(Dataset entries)
--
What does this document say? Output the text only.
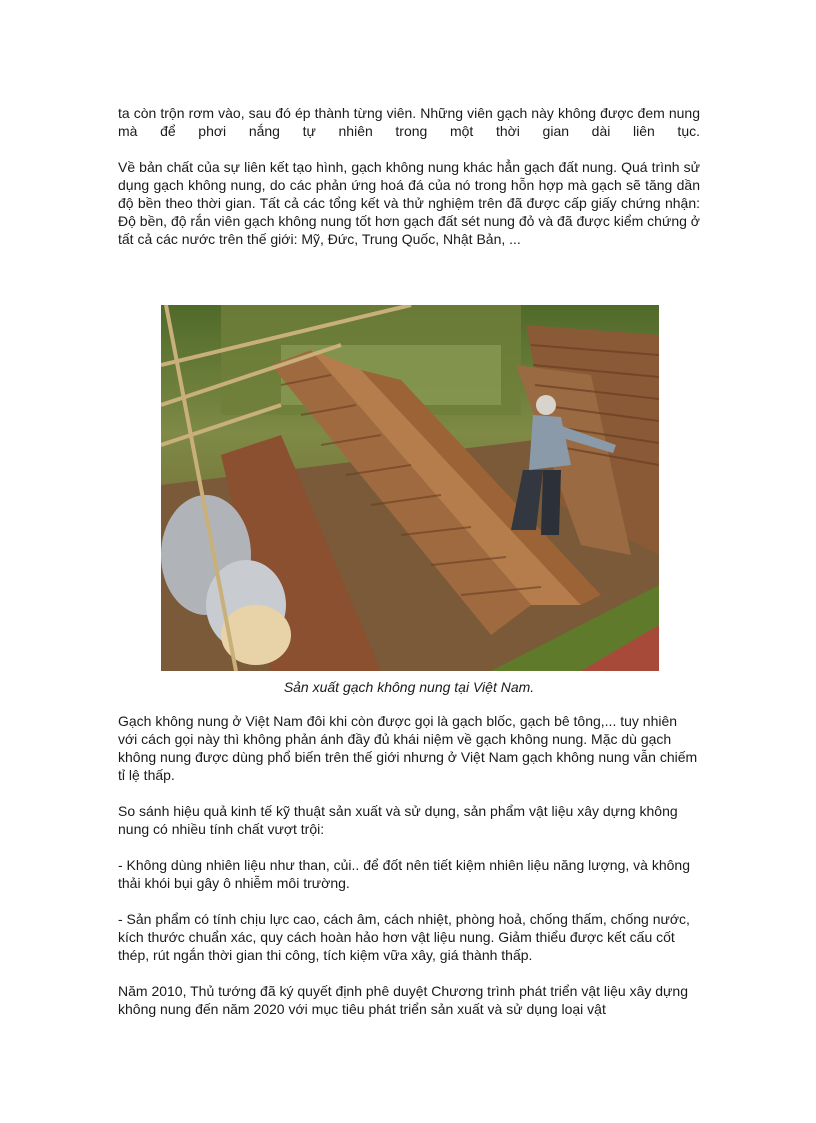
ta còn trộn rơm vào, sau đó ép thành từng viên. Những viên gạch này không được đem nung mà để phơi nắng tự nhiên trong một thời gian dài liên tục.

Về bản chất của sự liên kết tạo hình, gạch không nung khác hẳn gạch đất nung. Quá trình sử dụng gạch không nung, do các phản ứng hoá đá của nó trong hỗn hợp mà gạch sẽ tăng dần độ bền theo thời gian. Tất cả các tổng kết và thử nghiệm trên đã được cấp giấy chứng nhận: Độ bền, độ rắn viên gạch không nung tốt hơn gạch đất sét nung đỏ và đã được kiểm chứng ở tất cả các nước trên thế giới: Mỹ, Đức, Trung Quốc, Nhật Bản, ...

Sản xuất gạch không nung tại Việt Nam.

Gạch không nung ở Việt Nam đôi khi còn được gọi là gạch blốc, gạch bê tông,... tuy nhiên với cách gọi này thì không phản ánh đầy đủ khái niệm về gạch không nung. Mặc dù gạch không nung được dùng phổ biến trên thế giới nhưng ở Việt Nam gạch không nung vẫn chiếm tỉ lệ thấp.

So sánh hiệu quả kinh tế kỹ thuật sản xuất và sử dụng, sản phẩm vật liệu xây dựng không nung có nhiều tính chất vượt trội:

- Không dùng nhiên liệu như than, củi.. để đốt nên tiết kiệm nhiên liệu năng lượng, và không thải khói bụi gây ô nhiễm môi trường.

- Sản phẩm có tính chịu lực cao, cách âm, cách nhiệt, phòng hoả, chống thấm, chống nước, kích thước chuẩn xác, quy cách hoàn hảo hơn vật liệu nung. Giảm thiểu được kết cấu cốt thép, rút ngắn thời gian thi công, tích kiệm vữa xây, giá thành thấp.

Năm 2010, Thủ tướng đã ký quyết định phê duyệt Chương trình phát triển vật liệu xây dựng không nung đến năm 2020 với mục tiêu phát triển sản xuất và sử dụng loại vật
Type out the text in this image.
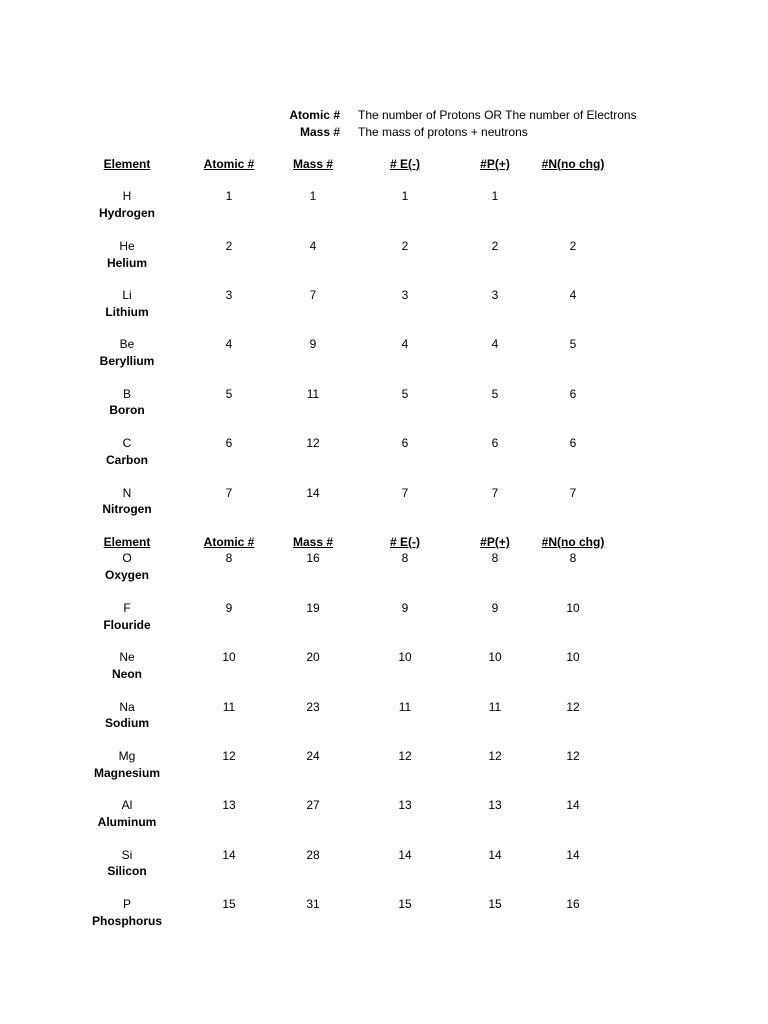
Atomic # The number of Protons OR The number of Electrons
Mass # The mass of protons + neutrons
Element	Atomic #	Mass #	# E(-)	#P(+)	#N(no chg)
Element	Atomic #	Mass #	# E(-)	#P(+)	#N(no chg)
H
Hydrogen
1	1	1	1
He
Helium
2	4	2	2	2
Li
Lithium
3	7	3	3	4
Be
Beryllium
4	9	4	4	5
B
Boron
5	11	5	5	6
C
Carbon
6	12	6	6	6
N
Nitrogen
7	14	7	7	7
O
Oxygen
8	16	8	8	8
F
Flouride
9	19	9	9	10
Ne
Neon
10	20	10	10	10
Na
Sodium
11	23	11	11	12
Mg
Magnesium
12	24	12	12	12
Al
Aluminum
13	27	13	13	14
Si
Silicon
14	28	14	14	14
P
Phosphorus
15	31	15	15	16
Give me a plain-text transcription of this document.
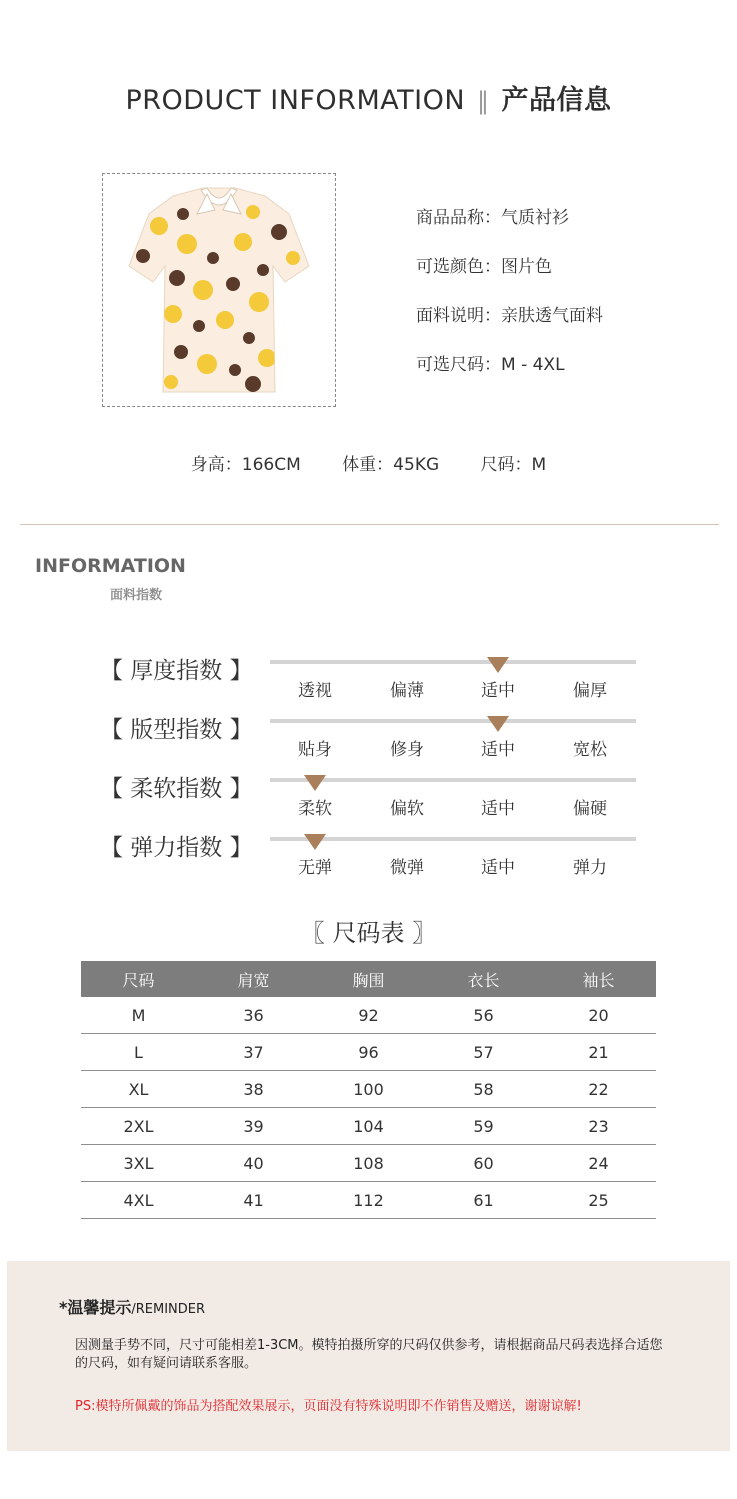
PRODUCT INFORMATION ‖ 产品信息
商品品称：气质衬衫
可选颜色：图片色
面料说明：亲肤透气面料
可选尺码：M - 4XL
身高：166CM 体重：45KG 尺码：M
INFORMATION
面料指数
【 厚度指数 】
透视	偏薄	适中	偏厚
【 版型指数 】
贴身	修身	适中	宽松
【 柔软指数 】
柔软	偏软	适中	偏硬
【 弹力指数 】
无弹	微弹	适中	弹力
〖 尺码表 〗
尺码	肩宽	胸围	衣长	袖长
M	36	92	56	20
L	37	96	57	21
XL	38	100	58	22
2XL	39	104	59	23
3XL	40	108	60	24
4XL	41	112	61	25
*温馨提示/REMINDER
因测量手势不同，尺寸可能相差1-3CM。模特拍摄所穿的尺码仅供参考，请根据商品尺码表选择合适您的尺码，如有疑问请联系客服。
PS:模特所佩戴的饰品为搭配效果展示，页面没有特殊说明即不作销售及赠送，谢谢谅解!
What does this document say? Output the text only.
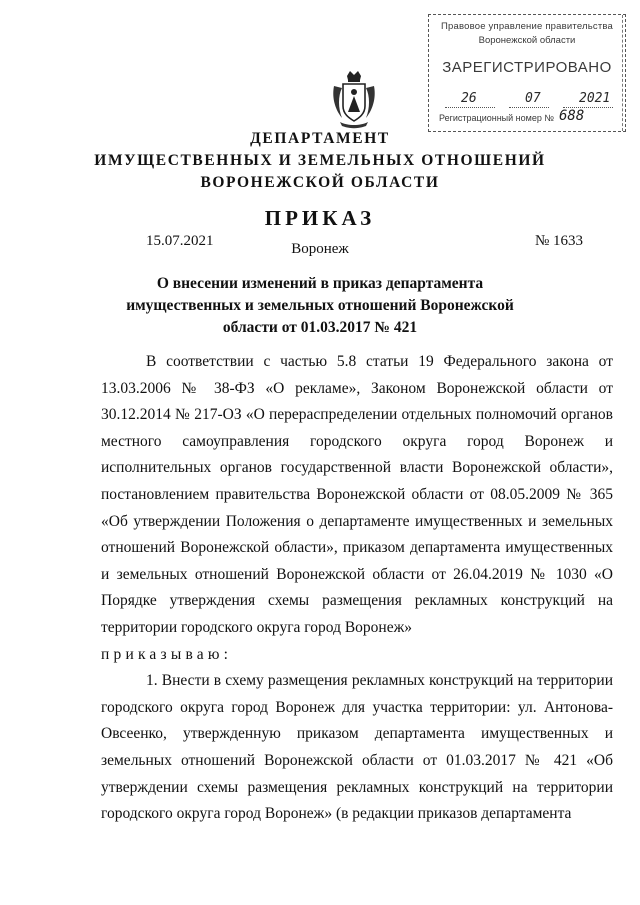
Правовое управление правительства
Воронежской области
ЗАРЕГИСТРИРОВАНО
26	07	2021
Регистрационный номер № 688
ДЕПАРТАМЕНТ
ИМУЩЕСТВЕННЫХ И ЗЕМЕЛЬНЫХ ОТНОШЕНИЙ
ВОРОНЕЖСКОЙ ОБЛАСТИ
ПРИКАЗ
15.07.2021	№ 1633
Воронеж
О внесении изменений в приказ департамента имущественных и земельных отношений Воронежской области от 01.03.2017 № 421

В соответствии с частью 5.8 статьи 19 Федерального закона от 13.03.2006 № 38-ФЗ «О рекламе», Законом Воронежской области от 30.12.2014 № 217-ОЗ «О перераспределении отдельных полномочий органов местного самоуправления городского округа город Воронеж и исполнительных органов государственной власти Воронежской области», постановлением правительства Воронежской области от 08.05.2009 № 365 «Об утверждении Положения о департаменте имущественных и земельных отношений Воронежской области», приказом департамента имущественных и земельных отношений Воронежской области от 26.04.2019 № 1030 «О Порядке утверждения схемы размещения рекламных конструкций на территории городского округа город Воронеж»

приказываю:

1. Внести в схему размещения рекламных конструкций на территории городского округа город Воронеж для участка территории: ул. Антонова-Овсеенко, утвержденную приказом департамента имущественных и земельных отношений Воронежской области от 01.03.2017 № 421 «Об утверждении схемы размещения рекламных конструкций на территории городского округа город Воронеж» (в редакции приказов департамента
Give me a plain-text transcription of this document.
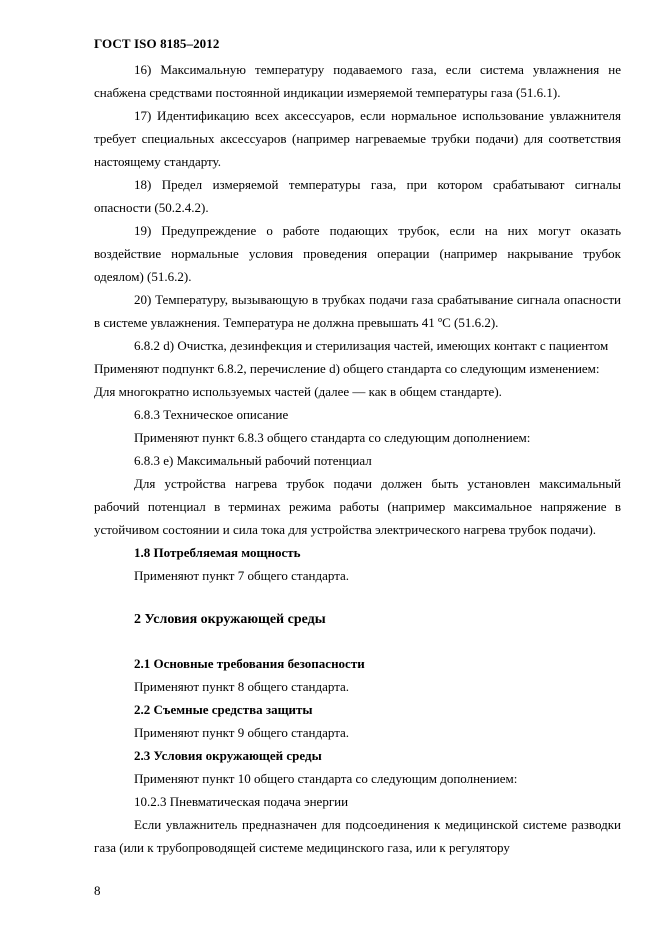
ГОСТ ISO 8185–2012

16) Максимальную температуру подаваемого газа, если система увлажнения не снабжена средствами постоянной индикации измеряемой температуры газа (51.6.1).

17) Идентификацию всех аксессуаров, если нормальное использование увлажнителя требует специальных аксессуаров (например нагреваемые трубки подачи) для соответствия настоящему стандарту.

18) Предел измеряемой температуры газа, при котором срабатывают сигналы опасности (50.2.4.2).

19) Предупреждение о работе подающих трубок, если на них могут оказать воздействие нормальные условия проведения операции (например накрывание трубок одеялом) (51.6.2).

20) Температуру, вызывающую в трубках подачи газа срабатывание сигнала опасности в системе увлажнения. Температура не должна превышать 41 ºС (51.6.2).

6.8.2 d) Очистка, дезинфекция и стерилизация частей, имеющих контакт с пациентом

Применяют подпункт 6.8.2, перечисление d) общего стандарта со следующим изменением:

Для многократно используемых частей (далее — как в общем стандарте).

6.8.3 Техническое описание

Применяют пункт 6.8.3 общего стандарта со следующим дополнением:

6.8.3 е) Максимальный рабочий потенциал

Для устройства нагрева трубок подачи должен быть установлен максимальный рабочий потенциал в терминах режима работы (например максимальное напряжение в устойчивом состоянии и сила тока для устройства электрического нагрева трубок подачи).

1.8 Потребляемая мощность

Применяют пункт 7 общего стандарта.

2 Условия окружающей среды

2.1 Основные требования безопасности

Применяют пункт 8 общего стандарта.

2.2 Съемные средства защиты

Применяют пункт 9 общего стандарта.

2.3 Условия окружающей среды

Применяют пункт 10 общего стандарта со следующим дополнением:

10.2.3 Пневматическая подача энергии

Если увлажнитель предназначен для подсоединения к медицинской системе разводки газа (или к трубопроводящей системе медицинского газа, или к регулятору

8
--
Instruction: Search the data above for the word "dùng", then gather each line in which it appears.

Response below:
Gạch không nung ở Việt Nam đôi khi còn được gọi là gạch blốc, gạch bê tông,... tuy nhiên với cách gọi này thì không phản ánh đầy đủ khái niệm về gạch không nung. Mặc dù gạch không nung được dùng phổ biến trên thế giới nhưng ở Việt Nam gạch không nung vẫn chiếm tỉ lệ thấp.
- Không dùng nhiên liệu như than, củi.. để đốt nên tiết kiệm nhiên liệu năng lượng, và không thải khói bụi gây ô nhiễm môi trường.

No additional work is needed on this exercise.